Stored entries

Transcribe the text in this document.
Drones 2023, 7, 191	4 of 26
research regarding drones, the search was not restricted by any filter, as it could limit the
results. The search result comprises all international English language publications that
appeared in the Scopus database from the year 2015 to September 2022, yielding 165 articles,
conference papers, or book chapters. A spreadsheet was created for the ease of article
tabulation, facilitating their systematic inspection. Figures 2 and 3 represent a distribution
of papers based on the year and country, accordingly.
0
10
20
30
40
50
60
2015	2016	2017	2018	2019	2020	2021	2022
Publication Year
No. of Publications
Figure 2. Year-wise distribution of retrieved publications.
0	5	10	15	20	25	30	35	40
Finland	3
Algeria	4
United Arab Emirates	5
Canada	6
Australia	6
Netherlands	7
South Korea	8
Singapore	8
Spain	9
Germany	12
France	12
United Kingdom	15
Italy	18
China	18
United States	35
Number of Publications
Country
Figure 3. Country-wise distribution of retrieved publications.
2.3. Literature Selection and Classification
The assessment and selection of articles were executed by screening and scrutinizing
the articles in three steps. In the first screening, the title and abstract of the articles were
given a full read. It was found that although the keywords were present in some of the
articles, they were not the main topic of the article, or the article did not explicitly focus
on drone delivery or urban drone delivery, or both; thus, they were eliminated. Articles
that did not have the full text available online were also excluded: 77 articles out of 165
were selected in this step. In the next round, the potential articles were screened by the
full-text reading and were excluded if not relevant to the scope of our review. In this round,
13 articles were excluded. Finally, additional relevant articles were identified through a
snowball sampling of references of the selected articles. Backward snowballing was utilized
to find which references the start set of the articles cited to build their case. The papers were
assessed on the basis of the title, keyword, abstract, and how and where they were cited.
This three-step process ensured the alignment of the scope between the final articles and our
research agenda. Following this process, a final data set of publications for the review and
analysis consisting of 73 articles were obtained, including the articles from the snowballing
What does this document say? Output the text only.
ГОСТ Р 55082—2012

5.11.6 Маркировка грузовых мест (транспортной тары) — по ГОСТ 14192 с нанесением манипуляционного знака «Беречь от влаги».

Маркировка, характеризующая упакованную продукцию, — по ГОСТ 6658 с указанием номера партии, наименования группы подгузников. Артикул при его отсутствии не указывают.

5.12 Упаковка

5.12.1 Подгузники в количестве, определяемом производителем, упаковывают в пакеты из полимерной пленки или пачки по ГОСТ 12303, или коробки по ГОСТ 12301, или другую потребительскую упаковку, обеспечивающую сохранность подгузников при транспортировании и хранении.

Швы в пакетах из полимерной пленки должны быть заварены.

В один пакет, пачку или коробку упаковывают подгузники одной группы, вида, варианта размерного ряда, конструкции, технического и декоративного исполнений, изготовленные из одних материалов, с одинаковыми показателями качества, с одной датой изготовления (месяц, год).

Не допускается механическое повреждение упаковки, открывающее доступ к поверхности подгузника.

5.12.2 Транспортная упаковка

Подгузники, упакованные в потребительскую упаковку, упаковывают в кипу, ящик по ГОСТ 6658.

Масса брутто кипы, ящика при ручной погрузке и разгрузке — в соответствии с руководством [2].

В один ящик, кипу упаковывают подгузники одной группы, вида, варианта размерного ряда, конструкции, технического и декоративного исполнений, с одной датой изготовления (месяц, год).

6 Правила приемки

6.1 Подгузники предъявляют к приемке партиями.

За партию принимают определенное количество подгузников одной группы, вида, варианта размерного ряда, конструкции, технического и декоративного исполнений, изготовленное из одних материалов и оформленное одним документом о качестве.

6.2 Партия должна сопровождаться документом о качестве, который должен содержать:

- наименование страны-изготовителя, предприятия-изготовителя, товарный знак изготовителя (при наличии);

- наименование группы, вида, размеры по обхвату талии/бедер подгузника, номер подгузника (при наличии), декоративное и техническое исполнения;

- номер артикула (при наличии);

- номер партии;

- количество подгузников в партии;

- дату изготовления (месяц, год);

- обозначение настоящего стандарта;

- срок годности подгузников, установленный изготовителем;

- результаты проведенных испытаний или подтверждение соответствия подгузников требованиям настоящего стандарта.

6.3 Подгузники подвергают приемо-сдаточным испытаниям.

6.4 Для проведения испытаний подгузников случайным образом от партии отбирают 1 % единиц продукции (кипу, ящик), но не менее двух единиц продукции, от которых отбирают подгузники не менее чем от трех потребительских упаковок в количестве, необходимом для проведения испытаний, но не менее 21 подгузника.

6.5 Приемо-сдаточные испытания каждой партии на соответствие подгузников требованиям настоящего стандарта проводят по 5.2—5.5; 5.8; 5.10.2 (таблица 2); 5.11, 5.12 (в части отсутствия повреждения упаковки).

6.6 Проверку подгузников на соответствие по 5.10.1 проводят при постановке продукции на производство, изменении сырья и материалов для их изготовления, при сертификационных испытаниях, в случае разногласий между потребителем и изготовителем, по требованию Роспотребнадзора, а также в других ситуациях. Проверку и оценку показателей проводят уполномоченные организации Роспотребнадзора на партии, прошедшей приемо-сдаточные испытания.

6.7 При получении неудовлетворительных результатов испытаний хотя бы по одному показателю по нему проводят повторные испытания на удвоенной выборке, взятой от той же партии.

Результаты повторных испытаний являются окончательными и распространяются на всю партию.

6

## WORK TO COMPLETE
Reproduce all of the data exactly as given.

## THE OUTPUT
Transcribe the text in this document.
Drones 2023, 7, 191	4 of 26
research regarding drones, the search was not restricted by any filter, as it could limit the
results. The search result comprises all international English language publications that
appeared in the Scopus database from the year 2015 to September 2022, yielding 165 articles,
conference papers, or book chapters. A spreadsheet was created for the ease of article
tabulation, facilitating their systematic inspection. Figures 2 and 3 represent a distribution
of papers based on the year and country, accordingly.
0
10
20
30
40
50
60
2015	2016	2017	2018	2019	2020	2021	2022
Publication Year
No. of Publications
Figure 2. Year-wise distribution of retrieved publications.
0	5	10	15	20	25	30	35	40
Finland	3
Algeria	4
United Arab Emirates	5
Canada	6
Australia	6
Netherlands	7
South Korea	8
Singapore	8
Spain	9
Germany	12
France	12
United Kingdom	15
Italy	18
China	18
United States	35
Number of Publications
Country
Figure 3. Country-wise distribution of retrieved publications.
2.3. Literature Selection and Classification
The assessment and selection of articles were executed by screening and scrutinizing
the articles in three steps. In the first screening, the title and abstract of the articles were
given a full read. It was found that although the keywords were present in some of the
articles, they were not the main topic of the article, or the article did not explicitly focus
on drone delivery or urban drone delivery, or both; thus, they were eliminated. Articles
that did not have the full text available online were also excluded: 77 articles out of 165
were selected in this step. In the next round, the potential articles were screened by the
full-text reading and were excluded if not relevant to the scope of our review. In this round,
13 articles were excluded. Finally, additional relevant articles were identified through a
snowball sampling of references of the selected articles. Backward snowballing was utilized
to find which references the start set of the articles cited to build their case. The papers were
assessed on the basis of the title, keyword, abstract, and how and where they were cited.
This three-step process ensured the alignment of the scope between the final articles and our
research agenda. Following this process, a final data set of publications for the review and
analysis consisting of 73 articles were obtained, including the articles from the snowballing
What does this document say? Output the text only.
ГОСТ Р 55082—2012

5.11.6 Маркировка грузовых мест (транспортной тары) — по ГОСТ 14192 с нанесением манипуляционного знака «Беречь от влаги».

Маркировка, характеризующая упакованную продукцию, — по ГОСТ 6658 с указанием номера партии, наименования группы подгузников. Артикул при его отсутствии не указывают.

5.12 Упаковка

5.12.1 Подгузники в количестве, определяемом производителем, упаковывают в пакеты из полимерной пленки или пачки по ГОСТ 12303, или коробки по ГОСТ 12301, или другую потребительскую упаковку, обеспечивающую сохранность подгузников при транспортировании и хранении.

Швы в пакетах из полимерной пленки должны быть заварены.

В один пакет, пачку или коробку упаковывают подгузники одной группы, вида, варианта размерного ряда, конструкции, технического и декоративного исполнений, изготовленные из одних материалов, с одинаковыми показателями качества, с одной датой изготовления (месяц, год).

Не допускается механическое повреждение упаковки, открывающее доступ к поверхности подгузника.

5.12.2 Транспортная упаковка

Подгузники, упакованные в потребительскую упаковку, упаковывают в кипу, ящик по ГОСТ 6658.

Масса брутто кипы, ящика при ручной погрузке и разгрузке — в соответствии с руководством [2].

В один ящик, кипу упаковывают подгузники одной группы, вида, варианта размерного ряда, конструкции, технического и декоративного исполнений, с одной датой изготовления (месяц, год).

6 Правила приемки

6.1 Подгузники предъявляют к приемке партиями.

За партию принимают определенное количество подгузников одной группы, вида, варианта размерного ряда, конструкции, технического и декоративного исполнений, изготовленное из одних материалов и оформленное одним документом о качестве.

6.2 Партия должна сопровождаться документом о качестве, который должен содержать:

- наименование страны-изготовителя, предприятия-изготовителя, товарный знак изготовителя (при наличии);

- наименование группы, вида, размеры по обхвату талии/бедер подгузника, номер подгузника (при наличии), декоративное и техническое исполнения;

- номер артикула (при наличии);

- номер партии;

- количество подгузников в партии;

- дату изготовления (месяц, год);

- обозначение настоящего стандарта;

- срок годности подгузников, установленный изготовителем;

- результаты проведенных испытаний или подтверждение соответствия подгузников требованиям настоящего стандарта.

6.3 Подгузники подвергают приемо-сдаточным испытаниям.

6.4 Для проведения испытаний подгузников случайным образом от партии отбирают 1 % единиц продукции (кипу, ящик), но не менее двух единиц продукции, от которых отбирают подгузники не менее чем от трех потребительских упаковок в количестве, необходимом для проведения испытаний, но не менее 21 подгузника.

6.5 Приемо-сдаточные испытания каждой партии на соответствие подгузников требованиям настоящего стандарта проводят по 5.2—5.5; 5.8; 5.10.2 (таблица 2); 5.11, 5.12 (в части отсутствия повреждения упаковки).

6.6 Проверку подгузников на соответствие по 5.10.1 проводят при постановке продукции на производство, изменении сырья и материалов для их изготовления, при сертификационных испытаниях, в случае разногласий между потребителем и изготовителем, по требованию Роспотребнадзора, а также в других ситуациях. Проверку и оценку показателей проводят уполномоченные организации Роспотребнадзора на партии, прошедшей приемо-сдаточные испытания.

6.7 При получении неудовлетворительных результатов испытаний хотя бы по одному показателю по нему проводят повторные испытания на удвоенной выборке, взятой от той же партии.

Результаты повторных испытаний являются окончательными и распространяются на всю партию.

6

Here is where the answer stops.